** start Recorded data **
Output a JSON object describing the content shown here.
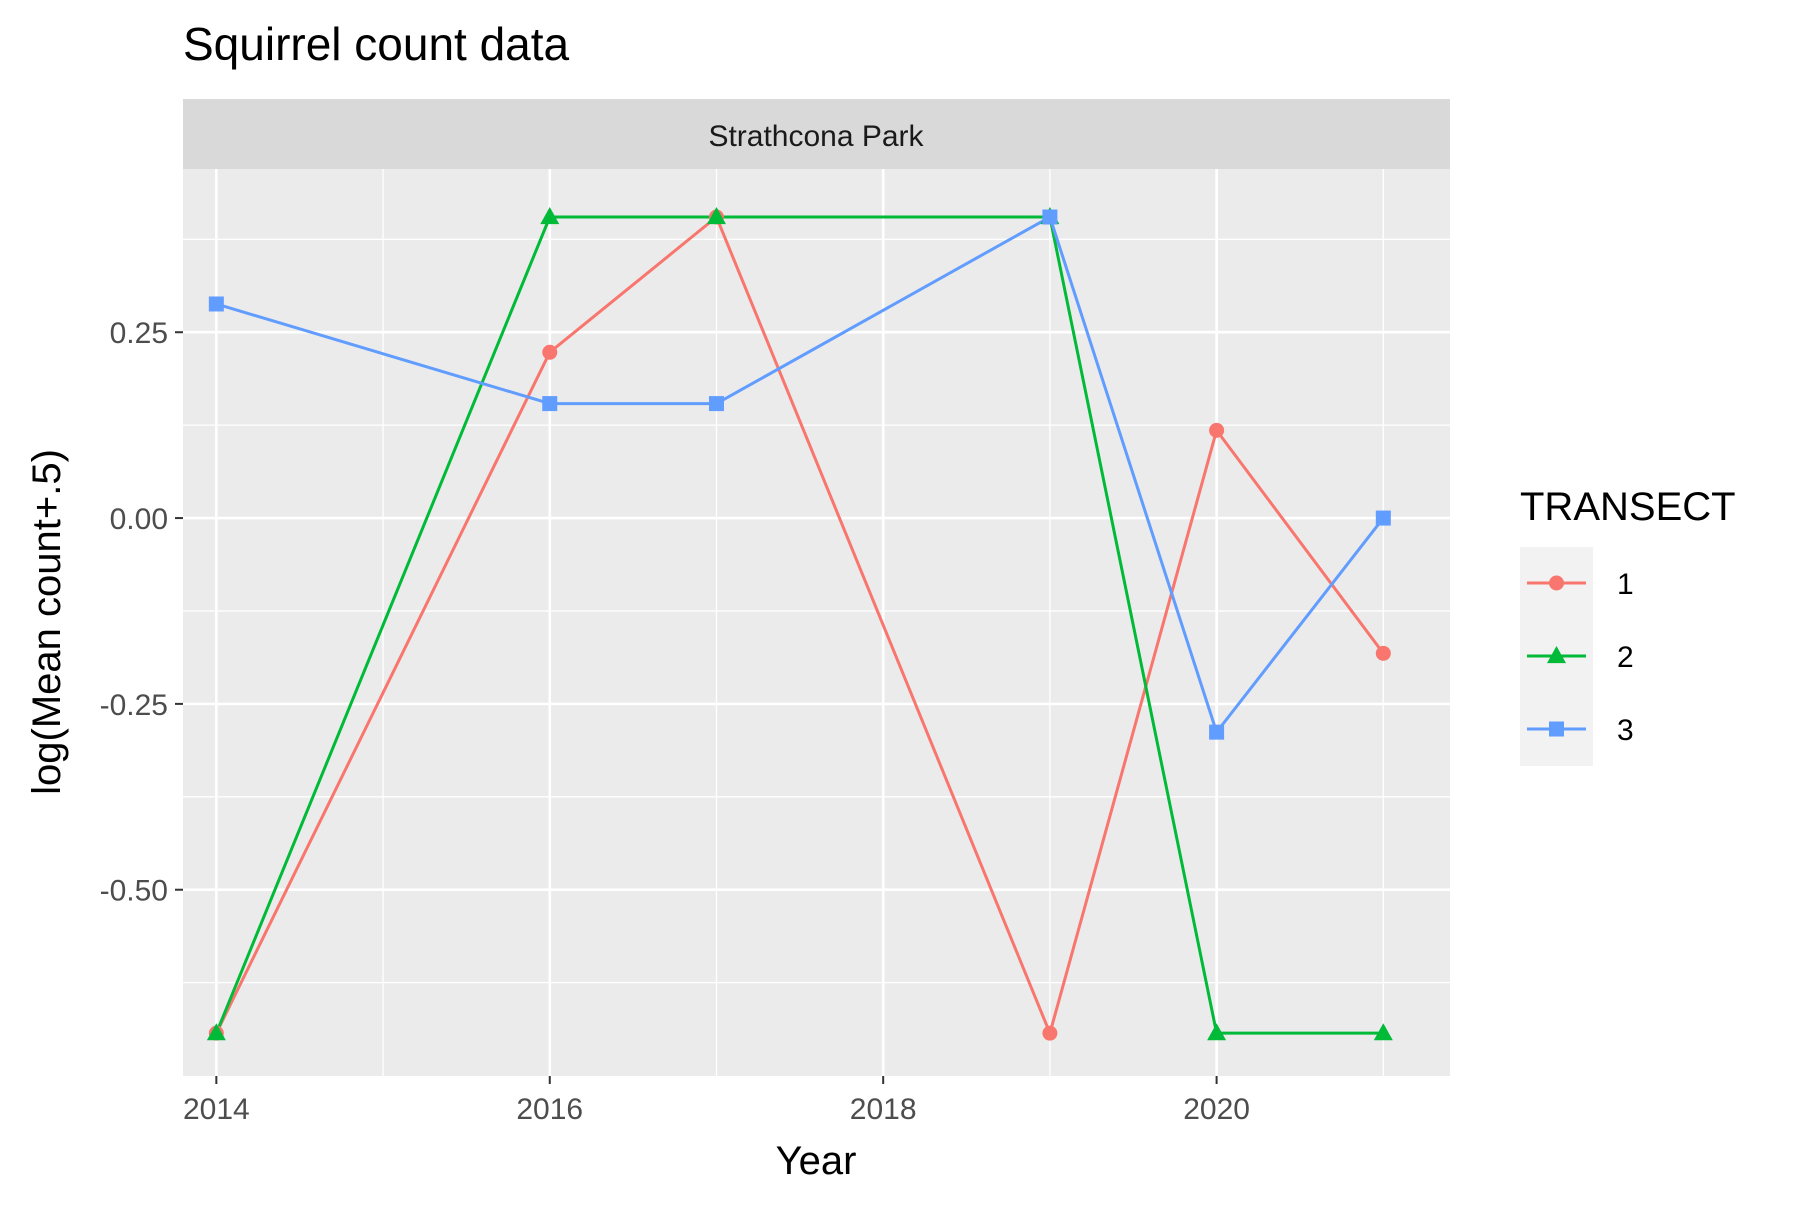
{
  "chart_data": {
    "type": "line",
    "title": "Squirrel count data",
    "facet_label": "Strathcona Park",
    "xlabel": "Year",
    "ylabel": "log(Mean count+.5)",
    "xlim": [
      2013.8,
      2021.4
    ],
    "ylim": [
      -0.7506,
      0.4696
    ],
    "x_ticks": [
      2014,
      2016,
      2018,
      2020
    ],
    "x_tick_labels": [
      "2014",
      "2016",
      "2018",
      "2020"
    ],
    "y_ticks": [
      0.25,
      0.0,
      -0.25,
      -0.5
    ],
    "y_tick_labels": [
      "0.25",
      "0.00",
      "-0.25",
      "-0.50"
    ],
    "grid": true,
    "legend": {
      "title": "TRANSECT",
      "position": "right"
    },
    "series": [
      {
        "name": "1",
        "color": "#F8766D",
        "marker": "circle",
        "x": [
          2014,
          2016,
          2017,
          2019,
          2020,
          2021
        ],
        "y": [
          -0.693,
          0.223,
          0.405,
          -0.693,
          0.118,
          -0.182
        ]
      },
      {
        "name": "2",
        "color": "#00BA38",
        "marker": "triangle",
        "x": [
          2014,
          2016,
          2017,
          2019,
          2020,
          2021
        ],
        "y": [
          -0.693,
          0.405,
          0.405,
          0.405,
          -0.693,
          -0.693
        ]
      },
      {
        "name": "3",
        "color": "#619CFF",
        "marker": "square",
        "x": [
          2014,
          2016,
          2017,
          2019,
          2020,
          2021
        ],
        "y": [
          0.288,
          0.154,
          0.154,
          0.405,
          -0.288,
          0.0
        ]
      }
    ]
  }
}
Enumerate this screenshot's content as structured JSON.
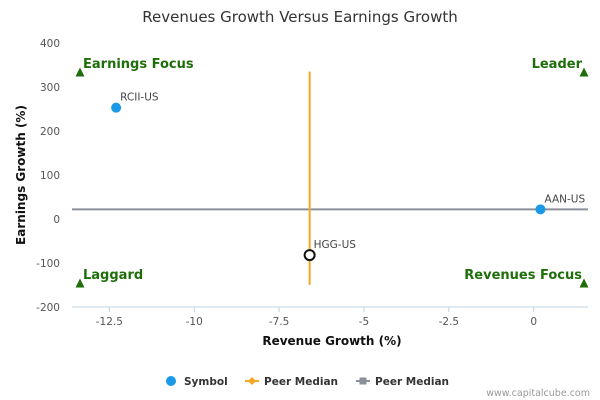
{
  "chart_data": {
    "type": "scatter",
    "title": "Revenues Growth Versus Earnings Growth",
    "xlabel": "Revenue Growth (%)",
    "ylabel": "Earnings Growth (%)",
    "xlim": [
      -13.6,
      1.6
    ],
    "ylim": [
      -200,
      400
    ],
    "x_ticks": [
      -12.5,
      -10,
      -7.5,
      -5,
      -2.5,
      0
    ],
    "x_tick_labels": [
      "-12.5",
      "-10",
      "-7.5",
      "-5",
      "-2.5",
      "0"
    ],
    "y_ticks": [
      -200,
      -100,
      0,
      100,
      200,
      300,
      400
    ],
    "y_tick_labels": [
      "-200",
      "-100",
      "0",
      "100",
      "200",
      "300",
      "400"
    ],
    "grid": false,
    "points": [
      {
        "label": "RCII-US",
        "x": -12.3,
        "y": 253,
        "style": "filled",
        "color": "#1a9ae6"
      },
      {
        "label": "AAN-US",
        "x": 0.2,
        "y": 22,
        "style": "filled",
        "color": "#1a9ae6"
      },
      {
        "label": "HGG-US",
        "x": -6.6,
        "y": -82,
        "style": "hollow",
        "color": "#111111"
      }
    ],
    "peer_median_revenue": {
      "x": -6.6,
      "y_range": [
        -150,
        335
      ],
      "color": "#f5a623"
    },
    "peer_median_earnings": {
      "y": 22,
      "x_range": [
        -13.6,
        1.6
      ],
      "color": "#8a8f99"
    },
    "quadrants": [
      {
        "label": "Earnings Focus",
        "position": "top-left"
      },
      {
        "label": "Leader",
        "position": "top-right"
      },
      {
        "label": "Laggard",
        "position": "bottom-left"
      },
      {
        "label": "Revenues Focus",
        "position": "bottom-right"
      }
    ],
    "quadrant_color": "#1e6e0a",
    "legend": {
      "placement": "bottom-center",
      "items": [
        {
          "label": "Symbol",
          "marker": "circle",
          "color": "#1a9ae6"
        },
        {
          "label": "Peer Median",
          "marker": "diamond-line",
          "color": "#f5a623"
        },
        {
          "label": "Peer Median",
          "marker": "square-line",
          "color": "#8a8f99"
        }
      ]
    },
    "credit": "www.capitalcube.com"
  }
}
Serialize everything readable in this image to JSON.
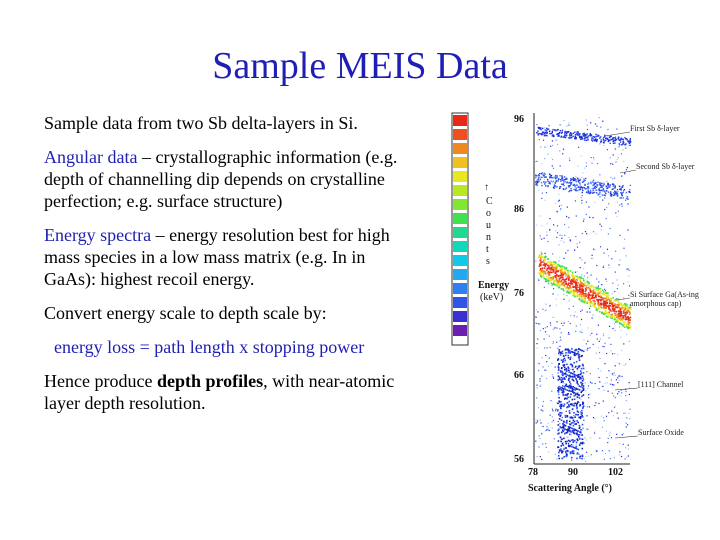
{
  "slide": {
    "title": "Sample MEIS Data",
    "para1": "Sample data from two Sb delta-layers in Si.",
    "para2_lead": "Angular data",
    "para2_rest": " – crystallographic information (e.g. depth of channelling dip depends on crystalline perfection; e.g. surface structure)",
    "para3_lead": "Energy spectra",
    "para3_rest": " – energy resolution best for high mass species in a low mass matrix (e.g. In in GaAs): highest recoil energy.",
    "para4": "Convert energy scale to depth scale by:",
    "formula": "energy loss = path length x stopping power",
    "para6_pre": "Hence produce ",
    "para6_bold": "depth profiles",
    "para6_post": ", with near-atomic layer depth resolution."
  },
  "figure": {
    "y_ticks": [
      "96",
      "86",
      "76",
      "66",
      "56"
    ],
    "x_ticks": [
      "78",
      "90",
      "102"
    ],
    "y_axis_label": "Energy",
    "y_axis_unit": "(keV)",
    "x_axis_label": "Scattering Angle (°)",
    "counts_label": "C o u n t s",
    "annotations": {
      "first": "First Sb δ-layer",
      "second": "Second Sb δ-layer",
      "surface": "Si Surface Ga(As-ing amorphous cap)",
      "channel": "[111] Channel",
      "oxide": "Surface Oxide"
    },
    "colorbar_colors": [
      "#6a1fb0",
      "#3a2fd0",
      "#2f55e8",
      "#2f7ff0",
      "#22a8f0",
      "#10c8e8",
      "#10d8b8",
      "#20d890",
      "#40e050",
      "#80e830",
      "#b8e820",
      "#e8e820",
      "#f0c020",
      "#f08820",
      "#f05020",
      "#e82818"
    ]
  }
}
** end Recorded data **
Job:
Count how many lines in the data above hold the string "depth", and give the number with no other words.

Complete output:
4